BEGIN

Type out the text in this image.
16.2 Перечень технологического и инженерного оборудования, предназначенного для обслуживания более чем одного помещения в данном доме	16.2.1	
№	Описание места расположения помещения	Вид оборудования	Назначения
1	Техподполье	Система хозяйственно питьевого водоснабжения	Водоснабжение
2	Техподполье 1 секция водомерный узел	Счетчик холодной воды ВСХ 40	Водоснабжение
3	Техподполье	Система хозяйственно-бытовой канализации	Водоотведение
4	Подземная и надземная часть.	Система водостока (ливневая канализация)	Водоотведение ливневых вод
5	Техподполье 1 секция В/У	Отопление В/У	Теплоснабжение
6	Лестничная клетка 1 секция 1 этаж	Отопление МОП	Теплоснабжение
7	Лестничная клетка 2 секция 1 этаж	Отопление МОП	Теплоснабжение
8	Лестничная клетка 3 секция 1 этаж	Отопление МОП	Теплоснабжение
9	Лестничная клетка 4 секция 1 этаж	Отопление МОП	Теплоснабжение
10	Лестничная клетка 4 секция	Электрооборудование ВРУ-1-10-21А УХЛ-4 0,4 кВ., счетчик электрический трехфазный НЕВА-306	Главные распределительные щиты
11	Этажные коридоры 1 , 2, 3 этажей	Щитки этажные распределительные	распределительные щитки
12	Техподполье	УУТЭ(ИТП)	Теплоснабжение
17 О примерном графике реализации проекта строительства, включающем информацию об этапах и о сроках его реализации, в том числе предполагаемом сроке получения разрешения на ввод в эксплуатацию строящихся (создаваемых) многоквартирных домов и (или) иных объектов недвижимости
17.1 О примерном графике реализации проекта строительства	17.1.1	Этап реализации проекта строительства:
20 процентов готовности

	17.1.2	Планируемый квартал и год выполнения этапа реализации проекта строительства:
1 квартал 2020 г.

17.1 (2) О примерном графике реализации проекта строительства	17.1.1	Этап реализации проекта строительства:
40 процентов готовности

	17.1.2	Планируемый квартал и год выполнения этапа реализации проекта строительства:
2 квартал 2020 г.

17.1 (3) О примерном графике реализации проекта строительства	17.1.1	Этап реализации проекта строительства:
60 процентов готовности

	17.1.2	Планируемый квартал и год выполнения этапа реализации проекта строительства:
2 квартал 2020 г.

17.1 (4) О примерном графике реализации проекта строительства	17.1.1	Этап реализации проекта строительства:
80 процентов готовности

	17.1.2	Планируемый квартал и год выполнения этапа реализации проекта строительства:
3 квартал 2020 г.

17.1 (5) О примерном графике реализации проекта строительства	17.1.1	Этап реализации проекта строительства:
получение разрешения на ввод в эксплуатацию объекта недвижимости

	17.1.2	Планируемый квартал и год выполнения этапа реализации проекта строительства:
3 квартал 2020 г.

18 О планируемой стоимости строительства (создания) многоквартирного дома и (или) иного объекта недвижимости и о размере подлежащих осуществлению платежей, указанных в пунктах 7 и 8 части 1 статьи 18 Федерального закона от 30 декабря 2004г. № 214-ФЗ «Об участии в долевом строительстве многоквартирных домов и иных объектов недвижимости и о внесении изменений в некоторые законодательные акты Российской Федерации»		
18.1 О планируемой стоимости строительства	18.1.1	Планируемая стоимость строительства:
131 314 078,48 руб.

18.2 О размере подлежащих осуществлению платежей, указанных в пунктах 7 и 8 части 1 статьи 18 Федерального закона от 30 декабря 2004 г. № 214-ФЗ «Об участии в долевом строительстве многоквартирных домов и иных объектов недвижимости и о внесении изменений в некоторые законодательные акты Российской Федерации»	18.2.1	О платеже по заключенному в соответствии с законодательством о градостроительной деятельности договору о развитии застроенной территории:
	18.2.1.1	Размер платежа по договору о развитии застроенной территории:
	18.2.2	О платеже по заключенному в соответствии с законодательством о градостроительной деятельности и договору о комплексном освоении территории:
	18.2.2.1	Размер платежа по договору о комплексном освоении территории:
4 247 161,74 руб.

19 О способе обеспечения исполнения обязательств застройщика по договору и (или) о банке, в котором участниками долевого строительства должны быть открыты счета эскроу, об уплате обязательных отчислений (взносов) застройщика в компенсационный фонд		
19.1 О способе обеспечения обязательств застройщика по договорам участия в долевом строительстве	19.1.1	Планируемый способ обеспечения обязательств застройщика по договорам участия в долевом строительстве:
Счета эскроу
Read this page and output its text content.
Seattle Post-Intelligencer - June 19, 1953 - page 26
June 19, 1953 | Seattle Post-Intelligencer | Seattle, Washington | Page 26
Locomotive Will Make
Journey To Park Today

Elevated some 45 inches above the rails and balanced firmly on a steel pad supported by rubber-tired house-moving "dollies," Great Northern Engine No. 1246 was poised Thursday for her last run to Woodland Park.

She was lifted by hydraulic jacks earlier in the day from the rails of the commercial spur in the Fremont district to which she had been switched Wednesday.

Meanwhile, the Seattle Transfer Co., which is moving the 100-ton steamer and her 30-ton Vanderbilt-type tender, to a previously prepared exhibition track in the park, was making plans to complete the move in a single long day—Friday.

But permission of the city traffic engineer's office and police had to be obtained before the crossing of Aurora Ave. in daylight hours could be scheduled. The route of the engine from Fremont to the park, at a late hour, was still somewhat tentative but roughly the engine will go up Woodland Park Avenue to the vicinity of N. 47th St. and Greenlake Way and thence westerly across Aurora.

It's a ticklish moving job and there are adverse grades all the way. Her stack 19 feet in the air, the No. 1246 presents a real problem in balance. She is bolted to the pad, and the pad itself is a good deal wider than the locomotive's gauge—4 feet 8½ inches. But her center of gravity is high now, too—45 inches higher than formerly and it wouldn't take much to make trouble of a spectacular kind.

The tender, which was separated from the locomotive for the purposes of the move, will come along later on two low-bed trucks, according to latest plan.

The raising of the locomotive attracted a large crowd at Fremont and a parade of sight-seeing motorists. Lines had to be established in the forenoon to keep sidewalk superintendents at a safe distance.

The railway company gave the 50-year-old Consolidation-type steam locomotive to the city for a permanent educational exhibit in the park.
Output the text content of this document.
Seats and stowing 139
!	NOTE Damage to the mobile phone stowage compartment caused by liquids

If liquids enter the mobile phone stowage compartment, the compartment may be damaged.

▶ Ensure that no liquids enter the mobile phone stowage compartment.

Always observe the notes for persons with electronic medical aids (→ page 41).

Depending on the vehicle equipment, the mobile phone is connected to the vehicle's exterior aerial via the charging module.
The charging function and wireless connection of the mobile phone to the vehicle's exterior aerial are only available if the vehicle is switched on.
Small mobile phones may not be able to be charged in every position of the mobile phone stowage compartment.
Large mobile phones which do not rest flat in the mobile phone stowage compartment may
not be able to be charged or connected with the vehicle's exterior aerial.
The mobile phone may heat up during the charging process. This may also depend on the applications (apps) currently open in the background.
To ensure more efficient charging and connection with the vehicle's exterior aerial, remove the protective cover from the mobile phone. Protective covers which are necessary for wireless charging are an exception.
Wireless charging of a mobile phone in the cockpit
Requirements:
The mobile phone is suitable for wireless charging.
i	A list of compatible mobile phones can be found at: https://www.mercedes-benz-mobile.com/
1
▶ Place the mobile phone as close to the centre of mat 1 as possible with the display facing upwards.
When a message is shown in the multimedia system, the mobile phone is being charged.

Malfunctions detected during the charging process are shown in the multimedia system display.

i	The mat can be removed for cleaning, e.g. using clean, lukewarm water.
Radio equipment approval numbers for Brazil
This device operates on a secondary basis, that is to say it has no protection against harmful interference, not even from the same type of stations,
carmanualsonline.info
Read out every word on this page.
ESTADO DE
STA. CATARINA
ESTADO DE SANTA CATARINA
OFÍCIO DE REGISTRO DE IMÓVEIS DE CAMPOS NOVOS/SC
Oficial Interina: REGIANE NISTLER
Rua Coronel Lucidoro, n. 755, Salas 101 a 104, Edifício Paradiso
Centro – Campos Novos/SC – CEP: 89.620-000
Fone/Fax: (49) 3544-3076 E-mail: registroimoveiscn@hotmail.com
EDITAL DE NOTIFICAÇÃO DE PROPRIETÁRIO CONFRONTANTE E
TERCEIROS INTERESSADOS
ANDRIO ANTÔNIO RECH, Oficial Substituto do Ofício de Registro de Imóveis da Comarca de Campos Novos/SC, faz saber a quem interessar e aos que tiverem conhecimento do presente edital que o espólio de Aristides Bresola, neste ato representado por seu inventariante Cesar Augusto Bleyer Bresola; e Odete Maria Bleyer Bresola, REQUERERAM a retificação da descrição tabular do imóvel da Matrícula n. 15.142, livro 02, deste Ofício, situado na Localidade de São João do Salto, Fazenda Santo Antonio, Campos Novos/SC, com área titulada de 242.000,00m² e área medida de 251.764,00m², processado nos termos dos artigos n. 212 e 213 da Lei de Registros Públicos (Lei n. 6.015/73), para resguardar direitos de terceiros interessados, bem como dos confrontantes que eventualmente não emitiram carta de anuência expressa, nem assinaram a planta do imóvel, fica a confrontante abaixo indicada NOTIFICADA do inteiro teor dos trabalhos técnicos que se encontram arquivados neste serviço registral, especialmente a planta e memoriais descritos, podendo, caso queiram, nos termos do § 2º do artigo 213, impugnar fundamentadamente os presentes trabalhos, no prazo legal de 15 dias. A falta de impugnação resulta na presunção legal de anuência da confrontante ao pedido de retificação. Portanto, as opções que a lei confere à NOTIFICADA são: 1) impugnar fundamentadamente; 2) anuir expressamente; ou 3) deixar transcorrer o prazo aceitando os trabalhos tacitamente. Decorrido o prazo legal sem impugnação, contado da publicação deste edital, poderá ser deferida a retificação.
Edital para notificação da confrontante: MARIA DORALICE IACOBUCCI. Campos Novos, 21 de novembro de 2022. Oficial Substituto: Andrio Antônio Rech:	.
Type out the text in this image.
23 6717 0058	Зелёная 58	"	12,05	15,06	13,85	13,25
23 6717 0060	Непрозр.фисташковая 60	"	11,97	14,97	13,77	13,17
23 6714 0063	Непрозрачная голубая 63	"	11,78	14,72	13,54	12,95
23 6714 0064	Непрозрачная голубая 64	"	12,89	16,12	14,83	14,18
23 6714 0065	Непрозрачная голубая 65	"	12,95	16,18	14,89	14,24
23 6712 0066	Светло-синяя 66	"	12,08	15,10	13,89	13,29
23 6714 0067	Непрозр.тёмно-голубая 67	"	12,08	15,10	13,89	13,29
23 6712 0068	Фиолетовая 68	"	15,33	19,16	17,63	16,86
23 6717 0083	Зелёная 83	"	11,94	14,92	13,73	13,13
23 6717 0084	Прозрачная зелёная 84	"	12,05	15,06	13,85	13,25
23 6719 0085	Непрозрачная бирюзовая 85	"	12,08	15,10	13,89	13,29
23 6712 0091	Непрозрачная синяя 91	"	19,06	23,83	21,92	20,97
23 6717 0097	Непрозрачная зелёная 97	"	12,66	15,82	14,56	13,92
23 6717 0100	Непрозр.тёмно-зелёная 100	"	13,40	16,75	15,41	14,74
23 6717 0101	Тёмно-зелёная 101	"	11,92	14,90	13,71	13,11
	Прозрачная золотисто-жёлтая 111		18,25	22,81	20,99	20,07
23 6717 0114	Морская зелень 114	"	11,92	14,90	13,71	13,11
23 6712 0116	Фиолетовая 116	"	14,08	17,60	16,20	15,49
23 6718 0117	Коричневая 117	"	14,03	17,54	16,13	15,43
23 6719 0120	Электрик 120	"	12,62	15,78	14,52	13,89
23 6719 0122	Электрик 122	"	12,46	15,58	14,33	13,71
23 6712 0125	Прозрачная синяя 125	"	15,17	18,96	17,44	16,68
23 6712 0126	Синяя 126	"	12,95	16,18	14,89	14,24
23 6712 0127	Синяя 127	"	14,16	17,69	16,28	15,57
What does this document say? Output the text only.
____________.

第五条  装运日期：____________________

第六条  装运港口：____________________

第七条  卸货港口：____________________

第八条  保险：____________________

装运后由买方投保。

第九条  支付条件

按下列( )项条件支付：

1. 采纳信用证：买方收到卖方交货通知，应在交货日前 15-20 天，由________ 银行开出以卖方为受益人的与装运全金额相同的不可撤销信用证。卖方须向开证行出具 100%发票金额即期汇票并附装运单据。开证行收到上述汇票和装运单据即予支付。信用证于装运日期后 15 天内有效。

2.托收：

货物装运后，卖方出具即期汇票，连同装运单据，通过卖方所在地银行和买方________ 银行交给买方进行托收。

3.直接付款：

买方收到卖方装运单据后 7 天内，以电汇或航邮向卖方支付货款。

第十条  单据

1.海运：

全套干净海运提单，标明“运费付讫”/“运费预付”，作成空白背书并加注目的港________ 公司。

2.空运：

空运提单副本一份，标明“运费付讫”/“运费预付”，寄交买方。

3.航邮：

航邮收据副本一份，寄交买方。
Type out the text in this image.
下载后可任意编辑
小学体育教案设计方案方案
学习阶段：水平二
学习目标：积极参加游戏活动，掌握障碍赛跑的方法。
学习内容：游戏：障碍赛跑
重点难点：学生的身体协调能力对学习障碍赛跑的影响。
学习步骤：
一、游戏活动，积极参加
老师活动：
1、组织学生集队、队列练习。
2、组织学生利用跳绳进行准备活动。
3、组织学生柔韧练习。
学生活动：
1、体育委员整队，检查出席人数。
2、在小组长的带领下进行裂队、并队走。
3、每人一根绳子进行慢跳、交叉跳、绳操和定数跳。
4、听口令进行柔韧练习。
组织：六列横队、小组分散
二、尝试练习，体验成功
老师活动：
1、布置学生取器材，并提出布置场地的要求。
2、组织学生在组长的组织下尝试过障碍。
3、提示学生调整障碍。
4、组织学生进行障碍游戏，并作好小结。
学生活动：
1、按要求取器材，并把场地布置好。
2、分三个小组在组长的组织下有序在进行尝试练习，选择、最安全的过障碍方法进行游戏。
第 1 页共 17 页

END

Your instructions:
In the records above, locate each line with the word "vehicle". Copy all such lines.

Final result:
Depending on the vehicle equipment, the mobile phone is connected to the vehicle's exterior aerial via the charging module.
The charging function and wireless connection of the mobile phone to the vehicle's exterior aerial are only available if the vehicle is switched on.
not be able to be charged or connected with the vehicle's exterior aerial.
To ensure more efficient charging and connection with the vehicle's exterior aerial, remove the protective cover from the mobile phone. Protective covers which are necessary for wireless charging are an exception.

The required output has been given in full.